[Task to carry out] Copy everything from the start of the lines down to the line containing "fill-section-header[interactable]: FILL+: [1301, 904, 1680, 948]", replacing "interactable" with "clickable" and keeping the rest unchanged.

━━ Dataset excerpts

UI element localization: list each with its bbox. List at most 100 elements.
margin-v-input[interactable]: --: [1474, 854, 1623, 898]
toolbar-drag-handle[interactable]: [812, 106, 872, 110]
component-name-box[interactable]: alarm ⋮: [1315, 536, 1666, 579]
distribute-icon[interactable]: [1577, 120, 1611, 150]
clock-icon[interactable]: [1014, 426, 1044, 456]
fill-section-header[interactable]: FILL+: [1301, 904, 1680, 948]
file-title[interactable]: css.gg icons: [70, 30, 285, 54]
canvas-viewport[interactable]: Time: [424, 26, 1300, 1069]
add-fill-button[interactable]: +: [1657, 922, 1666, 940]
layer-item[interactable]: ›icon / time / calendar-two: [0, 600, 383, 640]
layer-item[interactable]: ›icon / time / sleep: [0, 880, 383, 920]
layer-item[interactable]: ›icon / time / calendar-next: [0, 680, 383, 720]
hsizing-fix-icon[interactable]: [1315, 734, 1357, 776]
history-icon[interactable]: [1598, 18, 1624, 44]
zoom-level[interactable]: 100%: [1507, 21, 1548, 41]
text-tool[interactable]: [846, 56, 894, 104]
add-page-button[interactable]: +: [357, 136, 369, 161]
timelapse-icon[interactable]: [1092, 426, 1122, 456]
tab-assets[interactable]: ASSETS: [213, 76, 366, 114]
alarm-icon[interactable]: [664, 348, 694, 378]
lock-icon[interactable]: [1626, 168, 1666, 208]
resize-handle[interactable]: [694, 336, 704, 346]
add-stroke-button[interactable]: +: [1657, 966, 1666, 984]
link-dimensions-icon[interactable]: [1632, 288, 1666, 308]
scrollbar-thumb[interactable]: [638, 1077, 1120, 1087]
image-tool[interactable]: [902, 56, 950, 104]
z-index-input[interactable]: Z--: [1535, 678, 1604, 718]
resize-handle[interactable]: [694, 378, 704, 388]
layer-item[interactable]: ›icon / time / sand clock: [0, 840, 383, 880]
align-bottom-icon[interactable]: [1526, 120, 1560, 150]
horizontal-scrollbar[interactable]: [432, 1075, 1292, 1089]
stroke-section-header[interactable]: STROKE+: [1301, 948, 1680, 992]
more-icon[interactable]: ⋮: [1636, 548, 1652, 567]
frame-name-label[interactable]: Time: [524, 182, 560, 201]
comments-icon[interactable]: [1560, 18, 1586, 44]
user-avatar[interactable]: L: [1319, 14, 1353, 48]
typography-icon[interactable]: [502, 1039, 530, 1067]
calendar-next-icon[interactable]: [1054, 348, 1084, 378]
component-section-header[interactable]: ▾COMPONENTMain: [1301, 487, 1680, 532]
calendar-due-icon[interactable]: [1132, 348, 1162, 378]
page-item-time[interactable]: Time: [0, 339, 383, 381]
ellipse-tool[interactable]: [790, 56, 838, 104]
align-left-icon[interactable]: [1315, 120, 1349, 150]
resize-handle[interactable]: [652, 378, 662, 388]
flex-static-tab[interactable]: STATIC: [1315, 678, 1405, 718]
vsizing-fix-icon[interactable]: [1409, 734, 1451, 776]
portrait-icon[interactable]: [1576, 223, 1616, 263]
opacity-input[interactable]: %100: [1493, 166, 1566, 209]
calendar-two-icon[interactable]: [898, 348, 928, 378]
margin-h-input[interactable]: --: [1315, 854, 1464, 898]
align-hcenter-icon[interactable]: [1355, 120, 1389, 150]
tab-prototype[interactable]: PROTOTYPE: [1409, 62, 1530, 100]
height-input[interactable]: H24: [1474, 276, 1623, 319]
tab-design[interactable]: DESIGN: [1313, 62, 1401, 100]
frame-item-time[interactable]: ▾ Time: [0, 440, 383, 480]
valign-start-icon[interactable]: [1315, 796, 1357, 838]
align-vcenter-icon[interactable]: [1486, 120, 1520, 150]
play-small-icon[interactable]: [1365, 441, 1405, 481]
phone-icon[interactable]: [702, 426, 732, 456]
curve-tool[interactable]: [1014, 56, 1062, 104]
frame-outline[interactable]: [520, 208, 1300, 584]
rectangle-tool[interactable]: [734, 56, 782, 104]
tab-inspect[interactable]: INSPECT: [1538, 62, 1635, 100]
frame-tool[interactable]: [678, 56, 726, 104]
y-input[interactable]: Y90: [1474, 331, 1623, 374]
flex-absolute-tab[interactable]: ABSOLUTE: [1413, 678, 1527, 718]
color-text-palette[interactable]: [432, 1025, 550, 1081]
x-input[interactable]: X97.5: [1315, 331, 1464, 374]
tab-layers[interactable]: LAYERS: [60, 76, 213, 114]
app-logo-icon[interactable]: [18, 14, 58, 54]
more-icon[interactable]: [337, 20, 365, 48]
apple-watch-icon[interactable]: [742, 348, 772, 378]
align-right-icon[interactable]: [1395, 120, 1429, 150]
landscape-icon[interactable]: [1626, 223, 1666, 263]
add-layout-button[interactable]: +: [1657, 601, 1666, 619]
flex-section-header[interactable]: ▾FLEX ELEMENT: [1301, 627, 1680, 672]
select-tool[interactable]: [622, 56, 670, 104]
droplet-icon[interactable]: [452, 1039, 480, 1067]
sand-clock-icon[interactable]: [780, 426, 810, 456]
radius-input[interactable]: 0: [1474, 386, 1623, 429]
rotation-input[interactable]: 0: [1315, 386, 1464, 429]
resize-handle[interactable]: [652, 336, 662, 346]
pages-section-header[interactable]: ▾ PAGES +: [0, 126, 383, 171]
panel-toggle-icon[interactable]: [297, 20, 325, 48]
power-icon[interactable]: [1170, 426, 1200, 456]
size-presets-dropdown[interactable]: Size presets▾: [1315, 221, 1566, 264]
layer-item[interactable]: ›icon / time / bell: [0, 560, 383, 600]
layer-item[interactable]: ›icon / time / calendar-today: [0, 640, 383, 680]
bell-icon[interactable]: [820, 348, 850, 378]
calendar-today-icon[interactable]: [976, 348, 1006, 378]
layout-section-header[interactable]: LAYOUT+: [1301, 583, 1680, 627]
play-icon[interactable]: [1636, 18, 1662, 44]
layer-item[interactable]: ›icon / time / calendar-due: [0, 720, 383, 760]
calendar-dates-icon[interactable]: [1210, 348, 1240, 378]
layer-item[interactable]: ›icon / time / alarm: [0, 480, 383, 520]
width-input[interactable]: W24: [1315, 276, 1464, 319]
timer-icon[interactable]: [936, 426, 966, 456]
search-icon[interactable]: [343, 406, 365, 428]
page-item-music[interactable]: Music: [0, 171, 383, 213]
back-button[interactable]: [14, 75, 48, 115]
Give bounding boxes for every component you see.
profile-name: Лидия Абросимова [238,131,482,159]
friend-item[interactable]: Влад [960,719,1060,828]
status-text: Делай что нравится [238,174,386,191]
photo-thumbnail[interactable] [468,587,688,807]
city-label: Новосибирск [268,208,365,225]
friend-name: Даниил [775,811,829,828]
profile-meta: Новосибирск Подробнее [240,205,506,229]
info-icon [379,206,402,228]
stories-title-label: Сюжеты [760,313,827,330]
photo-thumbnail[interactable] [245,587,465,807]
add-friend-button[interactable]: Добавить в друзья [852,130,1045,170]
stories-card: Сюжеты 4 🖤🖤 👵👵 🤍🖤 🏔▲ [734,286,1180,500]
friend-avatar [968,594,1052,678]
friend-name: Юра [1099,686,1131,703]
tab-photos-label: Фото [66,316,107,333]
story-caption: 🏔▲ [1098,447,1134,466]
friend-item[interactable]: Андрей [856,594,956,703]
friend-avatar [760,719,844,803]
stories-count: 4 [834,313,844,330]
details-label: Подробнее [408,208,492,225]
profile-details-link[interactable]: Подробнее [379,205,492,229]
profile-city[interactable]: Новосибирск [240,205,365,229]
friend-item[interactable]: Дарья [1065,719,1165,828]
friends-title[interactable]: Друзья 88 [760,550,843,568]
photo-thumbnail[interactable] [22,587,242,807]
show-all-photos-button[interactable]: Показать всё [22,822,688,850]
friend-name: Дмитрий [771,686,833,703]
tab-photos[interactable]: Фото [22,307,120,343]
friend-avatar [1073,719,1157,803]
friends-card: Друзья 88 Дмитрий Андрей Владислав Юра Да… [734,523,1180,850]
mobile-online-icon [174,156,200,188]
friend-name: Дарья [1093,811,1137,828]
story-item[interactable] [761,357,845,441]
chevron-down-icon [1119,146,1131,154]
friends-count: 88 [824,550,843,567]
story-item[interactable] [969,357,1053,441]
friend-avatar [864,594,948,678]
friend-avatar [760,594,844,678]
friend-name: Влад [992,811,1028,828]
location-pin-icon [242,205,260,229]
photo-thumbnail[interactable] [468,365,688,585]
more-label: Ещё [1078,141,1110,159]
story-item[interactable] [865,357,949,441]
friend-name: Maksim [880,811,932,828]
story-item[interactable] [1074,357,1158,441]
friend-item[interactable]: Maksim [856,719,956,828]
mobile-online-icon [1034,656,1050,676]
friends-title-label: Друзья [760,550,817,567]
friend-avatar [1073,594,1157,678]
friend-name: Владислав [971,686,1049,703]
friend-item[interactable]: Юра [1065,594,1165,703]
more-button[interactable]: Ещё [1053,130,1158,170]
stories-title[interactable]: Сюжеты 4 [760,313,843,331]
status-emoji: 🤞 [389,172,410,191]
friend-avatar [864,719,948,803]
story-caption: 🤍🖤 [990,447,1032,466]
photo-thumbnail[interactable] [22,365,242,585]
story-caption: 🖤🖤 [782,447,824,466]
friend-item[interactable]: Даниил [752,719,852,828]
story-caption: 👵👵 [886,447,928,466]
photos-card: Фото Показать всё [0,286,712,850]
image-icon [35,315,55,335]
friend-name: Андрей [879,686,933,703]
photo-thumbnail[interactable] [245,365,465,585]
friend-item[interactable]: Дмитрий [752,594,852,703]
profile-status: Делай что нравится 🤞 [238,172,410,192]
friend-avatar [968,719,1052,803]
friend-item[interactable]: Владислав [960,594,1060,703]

━━━━

[Final answer]
UI element localization: list each with its bbox. List at most 100 elements.
margin-v-input[clickable]: --: [1474, 854, 1623, 898]
toolbar-drag-handle[clickable]: [812, 106, 872, 110]
component-name-box[clickable]: alarm ⋮: [1315, 536, 1666, 579]
distribute-icon[clickable]: [1577, 120, 1611, 150]
clock-icon[clickable]: [1014, 426, 1044, 456]
fill-section-header[clickable]: FILL+: [1301, 904, 1680, 948]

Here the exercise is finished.